Work instructions
Print out each entry below exactly, please.

-- START --

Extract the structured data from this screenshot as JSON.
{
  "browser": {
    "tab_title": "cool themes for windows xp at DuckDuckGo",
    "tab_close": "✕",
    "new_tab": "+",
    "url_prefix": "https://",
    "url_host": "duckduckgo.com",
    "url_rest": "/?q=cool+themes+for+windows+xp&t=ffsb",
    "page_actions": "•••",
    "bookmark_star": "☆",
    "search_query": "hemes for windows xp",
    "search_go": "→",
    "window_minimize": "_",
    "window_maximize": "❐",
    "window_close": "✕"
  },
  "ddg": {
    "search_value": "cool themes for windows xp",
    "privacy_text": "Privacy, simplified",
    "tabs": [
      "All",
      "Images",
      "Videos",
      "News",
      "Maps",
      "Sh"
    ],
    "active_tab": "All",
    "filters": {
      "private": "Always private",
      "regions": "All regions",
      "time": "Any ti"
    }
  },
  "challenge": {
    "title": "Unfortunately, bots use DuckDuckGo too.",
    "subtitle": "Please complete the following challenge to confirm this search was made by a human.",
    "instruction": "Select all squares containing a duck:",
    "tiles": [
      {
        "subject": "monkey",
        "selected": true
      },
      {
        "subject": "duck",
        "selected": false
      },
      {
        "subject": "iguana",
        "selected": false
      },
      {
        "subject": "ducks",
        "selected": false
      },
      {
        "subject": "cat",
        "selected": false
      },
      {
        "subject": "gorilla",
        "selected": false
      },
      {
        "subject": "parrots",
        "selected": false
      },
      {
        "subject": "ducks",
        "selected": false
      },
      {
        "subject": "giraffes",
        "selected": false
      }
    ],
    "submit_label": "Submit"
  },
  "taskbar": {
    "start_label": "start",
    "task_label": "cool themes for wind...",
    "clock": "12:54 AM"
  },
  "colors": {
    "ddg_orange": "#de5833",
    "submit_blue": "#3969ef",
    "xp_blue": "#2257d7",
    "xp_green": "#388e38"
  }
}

-- END --

Output below
Extract the structured data from this screenshot as JSON.
{
  "browser": {
    "tab_title": "cool themes for windows xp at DuckDuckGo",
    "tab_close": "✕",
    "new_tab": "+",
    "url_prefix": "https://",
    "url_host": "duckduckgo.com",
    "url_rest": "/?q=cool+themes+for+windows+xp&t=ffsb",
    "page_actions": "•••",
    "bookmark_star": "☆",
    "search_query": "hemes for windows xp",
    "search_go": "→",
    "window_minimize": "_",
    "window_maximize": "❐",
    "window_close": "✕"
  },
  "ddg": {
    "search_value": "cool themes for windows xp",
    "privacy_text": "Privacy, simplified",
    "tabs": [
      "All",
      "Images",
      "Videos",
      "News",
      "Maps",
      "Sh"
    ],
    "active_tab": "All",
    "filters": {
      "private": "Always private",
      "regions": "All regions",
      "time": "Any ti"
    }
  },
  "challenge": {
    "title": "Unfortunately, bots use DuckDuckGo too.",
    "subtitle": "Please complete the following challenge to confirm this search was made by a human.",
    "instruction": "Select all squares containing a duck:",
    "tiles": [
      {
        "subject": "monkey",
        "selected": true
      },
      {
        "subject": "duck",
        "selected": false
      },
      {
        "subject": "iguana",
        "selected": false
      },
      {
        "subject": "ducks",
        "selected": false
      },
      {
        "subject": "cat",
        "selected": false
      },
      {
        "subject": "gorilla",
        "selected": false
      },
      {
        "subject": "parrots",
        "selected": false
      },
      {
        "subject": "ducks",
        "selected": false
      },
      {
        "subject": "giraffes",
        "selected": false
      }
    ],
    "submit_label": "Submit"
  },
  "taskbar": {
    "start_label": "start",
    "task_label": "cool themes for wind...",
    "clock": "12:54 AM"
  },
  "colors": {
    "ddg_orange": "#de5833",
    "submit_blue": "#3969ef",
    "xp_blue": "#2257d7",
    "xp_green": "#388e38"
  }
}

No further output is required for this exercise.